**PAGE TEXT**
^^^^

BOSTON - Maybe it wasn't a warning shot, but more of an idle observation. Maybe it wasn't a challenge at all.

But what John Farrell had to say Sunday afternoon about Clay Buchholz was, if nothing else, noteworthy.

In assessing his team's play in the just-completed first month of the season, Farrell noted that the starting rotation, after a particularly rough beginning, had stabilized of late.

With one exception, that is.

"We've got to get Clay going, particularly," Farrell said. "He's an important part of our rotation, an important part of this team. We've got to get him on track." Buchholz is winless in his five starts, with an 0-3 mark and an inflated ERA of 6.51. He's given up a minimum of five earned runs in each start and has yet to pitch through the seventh inning.

Farrell noted that the issue has been less about quality of stuff and more about his aggressiveness - or lack thereof.

"There are times,'' Farrell said, "when we've seen Clay execute pitches with, I think, a greater conviction to the pitch. There are other times where maybe he's pitched away from contact a little bit too much and not attacked the strike zone. To me, there comes an attitude on the mound that's got to be prevailing."

^^^^

**EXERCISE GOAL**
Extend the article about Clay Buchholz's rough start, picking up right after its final sentence.

^^^^

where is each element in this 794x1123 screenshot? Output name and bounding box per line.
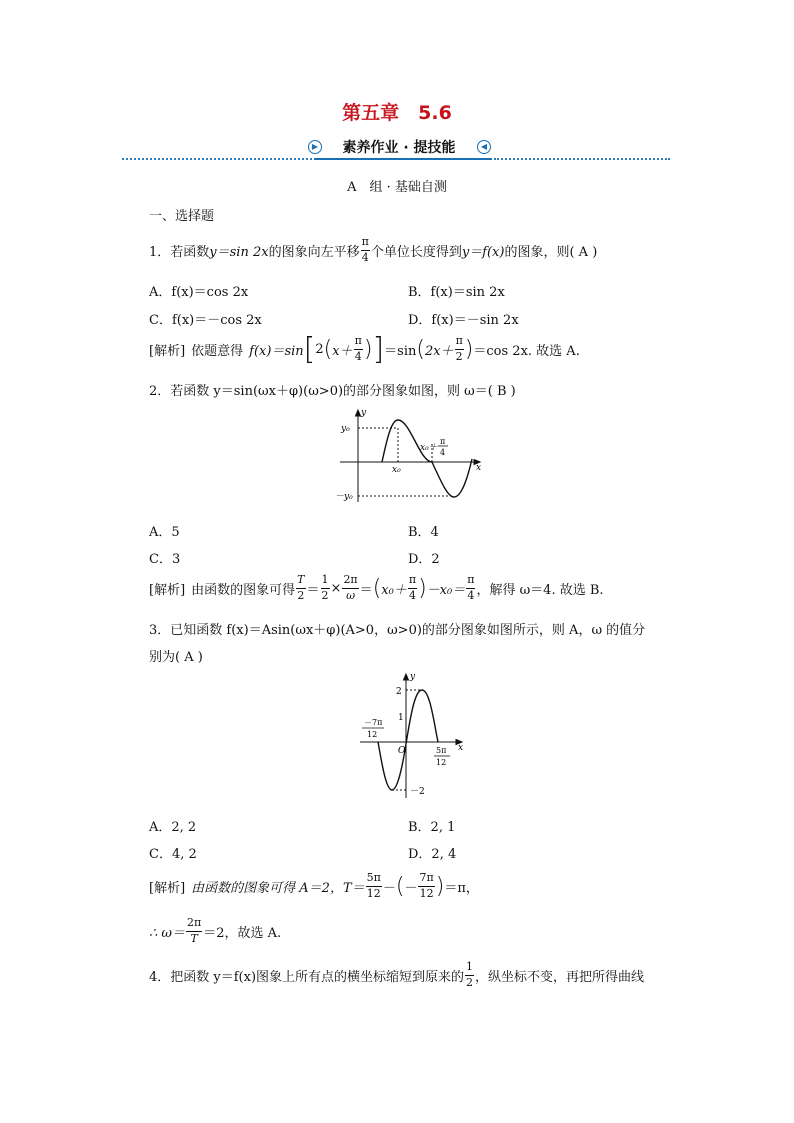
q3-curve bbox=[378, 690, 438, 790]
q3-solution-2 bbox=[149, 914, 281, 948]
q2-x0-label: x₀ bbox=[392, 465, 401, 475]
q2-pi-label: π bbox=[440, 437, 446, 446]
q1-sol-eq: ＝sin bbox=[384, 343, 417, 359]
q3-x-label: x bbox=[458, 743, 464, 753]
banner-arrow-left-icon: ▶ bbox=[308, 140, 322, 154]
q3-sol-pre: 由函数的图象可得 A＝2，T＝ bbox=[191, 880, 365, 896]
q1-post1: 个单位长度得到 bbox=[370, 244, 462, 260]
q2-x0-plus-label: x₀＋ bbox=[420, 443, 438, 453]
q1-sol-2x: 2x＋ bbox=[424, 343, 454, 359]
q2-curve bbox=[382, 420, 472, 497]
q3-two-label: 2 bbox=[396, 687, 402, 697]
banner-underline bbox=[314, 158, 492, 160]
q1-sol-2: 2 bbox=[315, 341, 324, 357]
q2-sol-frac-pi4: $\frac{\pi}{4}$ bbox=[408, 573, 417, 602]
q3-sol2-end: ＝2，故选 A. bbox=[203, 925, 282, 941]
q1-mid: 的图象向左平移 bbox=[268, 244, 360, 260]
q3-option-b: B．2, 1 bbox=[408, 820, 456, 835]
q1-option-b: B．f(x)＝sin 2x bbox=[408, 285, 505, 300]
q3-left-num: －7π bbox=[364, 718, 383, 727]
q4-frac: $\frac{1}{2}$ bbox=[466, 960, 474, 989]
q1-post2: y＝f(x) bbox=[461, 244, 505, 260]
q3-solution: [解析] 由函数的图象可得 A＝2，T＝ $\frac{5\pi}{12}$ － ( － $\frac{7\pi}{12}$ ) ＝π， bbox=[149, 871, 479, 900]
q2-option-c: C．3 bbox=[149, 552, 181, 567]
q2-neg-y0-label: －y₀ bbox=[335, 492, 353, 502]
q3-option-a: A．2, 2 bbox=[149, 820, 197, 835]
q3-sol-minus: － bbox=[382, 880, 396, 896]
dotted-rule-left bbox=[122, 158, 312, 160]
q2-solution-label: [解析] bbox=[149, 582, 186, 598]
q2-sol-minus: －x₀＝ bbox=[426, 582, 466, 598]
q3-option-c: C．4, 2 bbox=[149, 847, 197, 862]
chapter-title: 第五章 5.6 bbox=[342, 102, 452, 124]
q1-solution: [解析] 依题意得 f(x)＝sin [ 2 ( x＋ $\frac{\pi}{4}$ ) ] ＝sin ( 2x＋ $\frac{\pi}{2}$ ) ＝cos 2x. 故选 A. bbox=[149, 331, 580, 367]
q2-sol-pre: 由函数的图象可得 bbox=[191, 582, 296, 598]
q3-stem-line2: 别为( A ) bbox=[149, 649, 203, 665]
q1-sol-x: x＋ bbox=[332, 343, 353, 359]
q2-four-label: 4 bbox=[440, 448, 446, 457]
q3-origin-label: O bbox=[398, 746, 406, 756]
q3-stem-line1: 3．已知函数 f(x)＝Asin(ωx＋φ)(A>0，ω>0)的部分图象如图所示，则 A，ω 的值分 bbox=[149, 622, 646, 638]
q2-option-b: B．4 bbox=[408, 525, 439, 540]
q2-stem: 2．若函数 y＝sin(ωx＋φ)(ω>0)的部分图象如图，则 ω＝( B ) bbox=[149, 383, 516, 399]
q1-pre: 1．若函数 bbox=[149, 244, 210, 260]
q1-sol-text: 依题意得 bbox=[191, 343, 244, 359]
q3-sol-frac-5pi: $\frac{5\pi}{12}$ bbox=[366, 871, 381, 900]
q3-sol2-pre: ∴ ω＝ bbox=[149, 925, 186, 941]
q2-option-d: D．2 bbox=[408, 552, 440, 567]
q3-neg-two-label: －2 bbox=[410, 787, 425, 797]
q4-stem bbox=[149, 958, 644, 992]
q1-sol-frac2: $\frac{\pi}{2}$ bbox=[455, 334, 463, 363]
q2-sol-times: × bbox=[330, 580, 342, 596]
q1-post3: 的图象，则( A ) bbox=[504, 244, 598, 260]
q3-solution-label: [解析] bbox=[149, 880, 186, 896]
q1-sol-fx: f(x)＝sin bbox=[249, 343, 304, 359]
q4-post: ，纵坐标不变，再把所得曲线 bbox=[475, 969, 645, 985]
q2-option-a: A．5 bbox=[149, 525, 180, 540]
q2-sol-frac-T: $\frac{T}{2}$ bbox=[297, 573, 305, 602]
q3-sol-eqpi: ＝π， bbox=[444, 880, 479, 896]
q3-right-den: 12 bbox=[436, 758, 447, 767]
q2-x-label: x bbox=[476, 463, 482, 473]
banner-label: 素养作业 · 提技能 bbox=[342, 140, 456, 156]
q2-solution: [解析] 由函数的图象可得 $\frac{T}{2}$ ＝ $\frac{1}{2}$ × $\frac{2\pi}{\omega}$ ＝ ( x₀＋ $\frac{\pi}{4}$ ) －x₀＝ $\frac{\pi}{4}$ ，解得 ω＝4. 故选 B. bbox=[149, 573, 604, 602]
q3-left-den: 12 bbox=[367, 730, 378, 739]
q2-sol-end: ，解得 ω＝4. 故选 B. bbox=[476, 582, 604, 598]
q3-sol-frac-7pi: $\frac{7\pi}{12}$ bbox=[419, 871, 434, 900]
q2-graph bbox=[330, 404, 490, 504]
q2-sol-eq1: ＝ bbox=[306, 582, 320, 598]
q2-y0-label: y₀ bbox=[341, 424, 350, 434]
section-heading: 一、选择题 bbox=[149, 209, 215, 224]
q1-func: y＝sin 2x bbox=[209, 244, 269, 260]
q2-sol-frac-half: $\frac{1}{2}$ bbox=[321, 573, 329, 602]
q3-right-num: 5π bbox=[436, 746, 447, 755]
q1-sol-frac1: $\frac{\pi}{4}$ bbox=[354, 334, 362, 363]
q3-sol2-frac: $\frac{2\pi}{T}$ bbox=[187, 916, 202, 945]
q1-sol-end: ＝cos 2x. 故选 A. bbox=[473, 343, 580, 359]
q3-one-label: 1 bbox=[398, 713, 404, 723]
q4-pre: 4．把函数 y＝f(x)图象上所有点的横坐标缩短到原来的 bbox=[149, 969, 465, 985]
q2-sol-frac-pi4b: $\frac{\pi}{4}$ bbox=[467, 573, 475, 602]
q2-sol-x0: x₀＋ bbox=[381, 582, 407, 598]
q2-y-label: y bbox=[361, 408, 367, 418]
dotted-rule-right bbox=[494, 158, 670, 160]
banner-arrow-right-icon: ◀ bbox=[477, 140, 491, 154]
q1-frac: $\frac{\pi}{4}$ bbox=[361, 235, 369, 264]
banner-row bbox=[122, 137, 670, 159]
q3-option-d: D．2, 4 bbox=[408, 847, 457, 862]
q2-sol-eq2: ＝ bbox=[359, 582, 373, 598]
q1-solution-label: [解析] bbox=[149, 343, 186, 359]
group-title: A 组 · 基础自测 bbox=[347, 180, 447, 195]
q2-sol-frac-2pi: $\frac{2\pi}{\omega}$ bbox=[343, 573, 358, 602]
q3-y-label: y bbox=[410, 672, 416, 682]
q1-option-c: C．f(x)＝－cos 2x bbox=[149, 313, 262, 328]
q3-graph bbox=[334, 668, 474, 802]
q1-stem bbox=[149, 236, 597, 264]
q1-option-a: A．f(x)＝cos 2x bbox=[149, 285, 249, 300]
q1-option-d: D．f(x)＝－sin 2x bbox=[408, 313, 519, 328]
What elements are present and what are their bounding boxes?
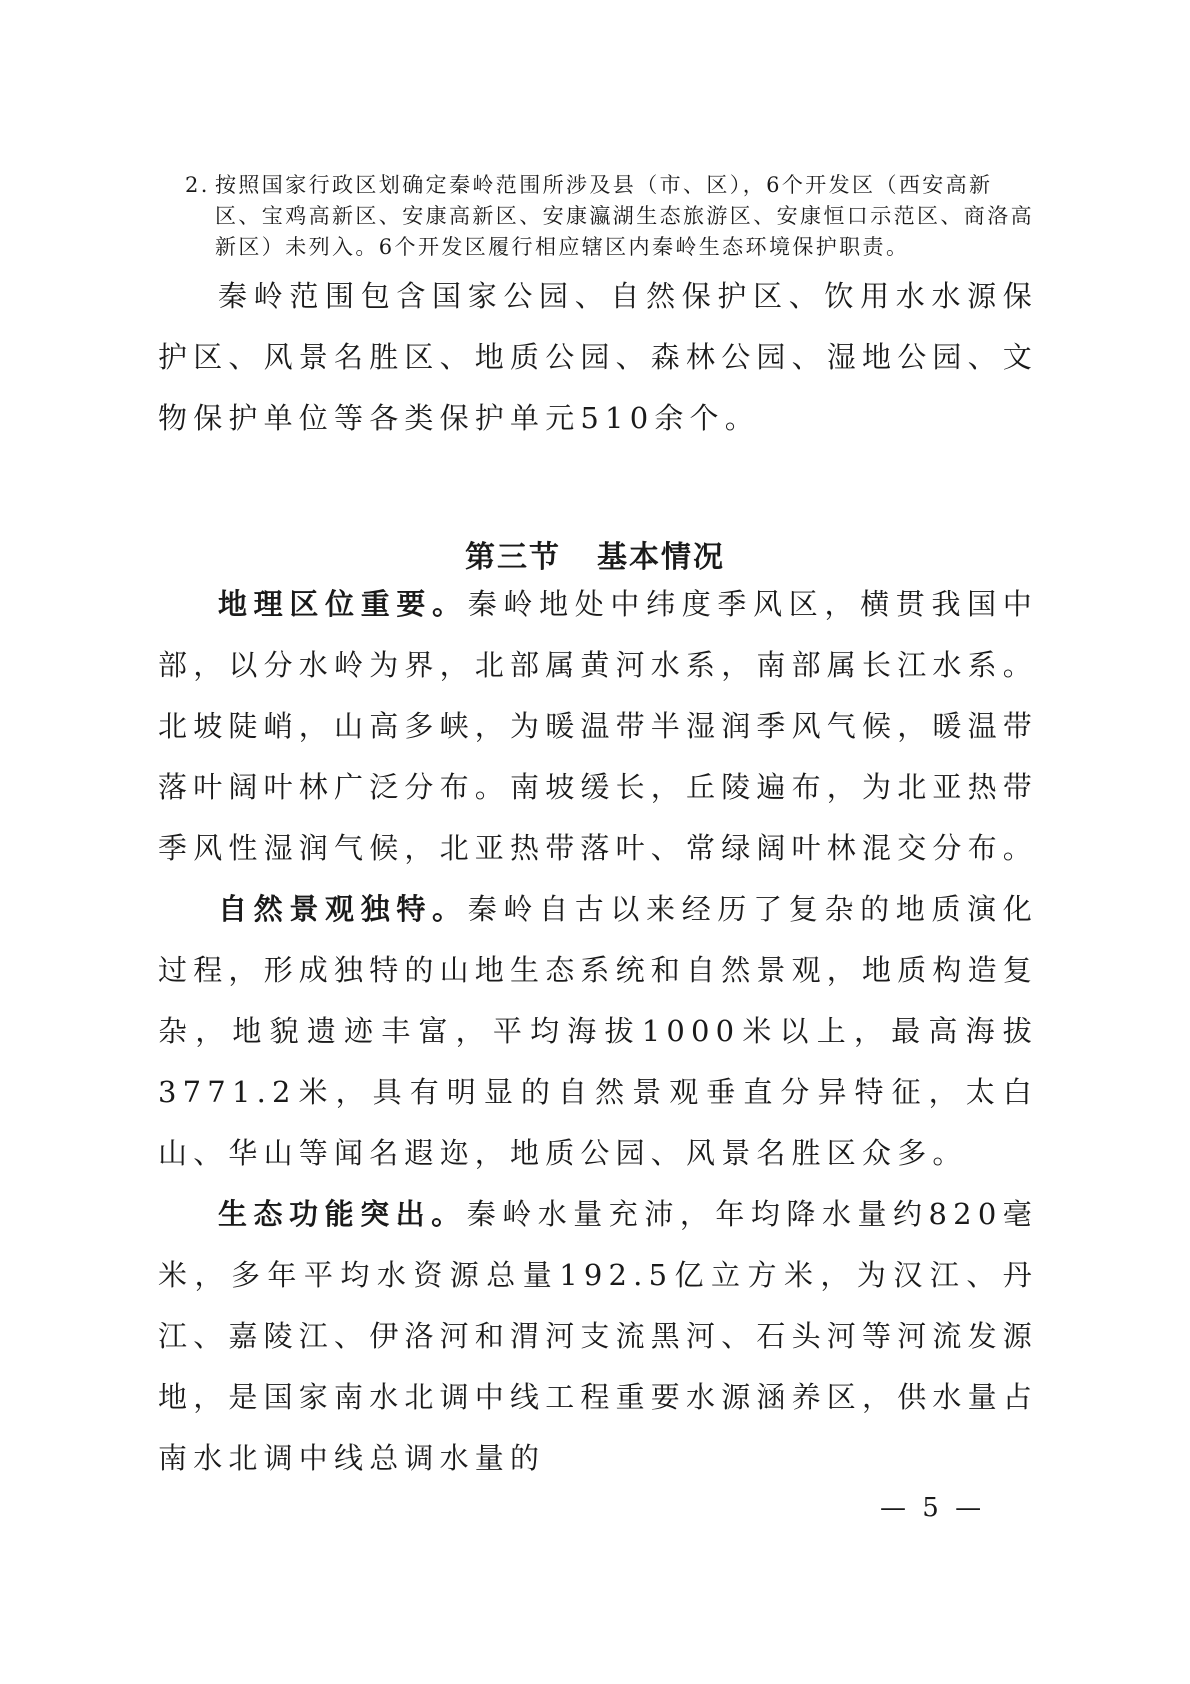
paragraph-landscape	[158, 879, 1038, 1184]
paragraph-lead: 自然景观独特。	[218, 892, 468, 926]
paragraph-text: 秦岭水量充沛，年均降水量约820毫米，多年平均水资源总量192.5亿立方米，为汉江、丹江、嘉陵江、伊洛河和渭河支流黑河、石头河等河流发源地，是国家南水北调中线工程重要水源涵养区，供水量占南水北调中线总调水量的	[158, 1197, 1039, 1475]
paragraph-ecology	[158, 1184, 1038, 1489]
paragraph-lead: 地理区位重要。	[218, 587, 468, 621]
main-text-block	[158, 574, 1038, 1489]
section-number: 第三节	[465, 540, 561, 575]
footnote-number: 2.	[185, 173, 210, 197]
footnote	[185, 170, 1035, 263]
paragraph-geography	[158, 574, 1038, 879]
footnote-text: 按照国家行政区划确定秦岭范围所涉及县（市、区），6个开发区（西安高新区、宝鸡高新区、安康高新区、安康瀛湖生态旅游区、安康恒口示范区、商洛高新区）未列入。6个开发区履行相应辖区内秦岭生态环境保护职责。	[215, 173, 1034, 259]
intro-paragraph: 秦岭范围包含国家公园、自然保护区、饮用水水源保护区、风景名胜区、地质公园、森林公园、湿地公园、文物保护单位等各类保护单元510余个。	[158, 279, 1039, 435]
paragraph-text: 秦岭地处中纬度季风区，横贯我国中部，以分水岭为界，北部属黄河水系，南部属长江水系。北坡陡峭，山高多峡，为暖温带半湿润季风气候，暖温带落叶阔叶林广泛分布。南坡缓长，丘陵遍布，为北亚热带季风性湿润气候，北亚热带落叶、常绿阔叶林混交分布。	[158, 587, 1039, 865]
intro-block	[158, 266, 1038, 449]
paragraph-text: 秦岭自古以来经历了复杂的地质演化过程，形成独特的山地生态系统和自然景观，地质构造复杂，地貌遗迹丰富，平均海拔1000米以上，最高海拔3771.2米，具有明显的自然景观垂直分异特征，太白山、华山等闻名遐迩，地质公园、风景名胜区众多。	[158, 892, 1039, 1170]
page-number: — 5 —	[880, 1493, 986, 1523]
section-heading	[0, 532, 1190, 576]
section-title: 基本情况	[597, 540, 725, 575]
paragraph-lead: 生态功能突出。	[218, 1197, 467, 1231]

^^^^

**ANSWER TO THE PROBLEM**
The Sox aren't far from welcoming back to starters. Eduardo Rodriguez, who tweaked his knee in early March, is set to make his second rehab start for Pawtucket Tuesday and could conceivably return five days after that. At most, Rodriguez will be ready with one more additional outing.

Next up is Joe Kelly, who is on the DL with a shoulder impingement. Kelly has thrown some bullpen sessions and could begin a rehab assignment later in the week.

That will lead to the Sox making some tough decisions in the coming weeks. It had been widely assumed that knuckleballer Steven Wright would be he most vulnerable starter, but Wright is 2-2 with a 1.37 ERA in four outings.

Asked to assess where the Sox within the context of the division, Farrell said: "We're probably searching to shore up areas that are in need, and that first starts with making the necessary adjustments with the guys that are on our roster now. Not that we're going to make wholesale changes. Like I said, we've got to get Clay going. That's a big improvement that we could make."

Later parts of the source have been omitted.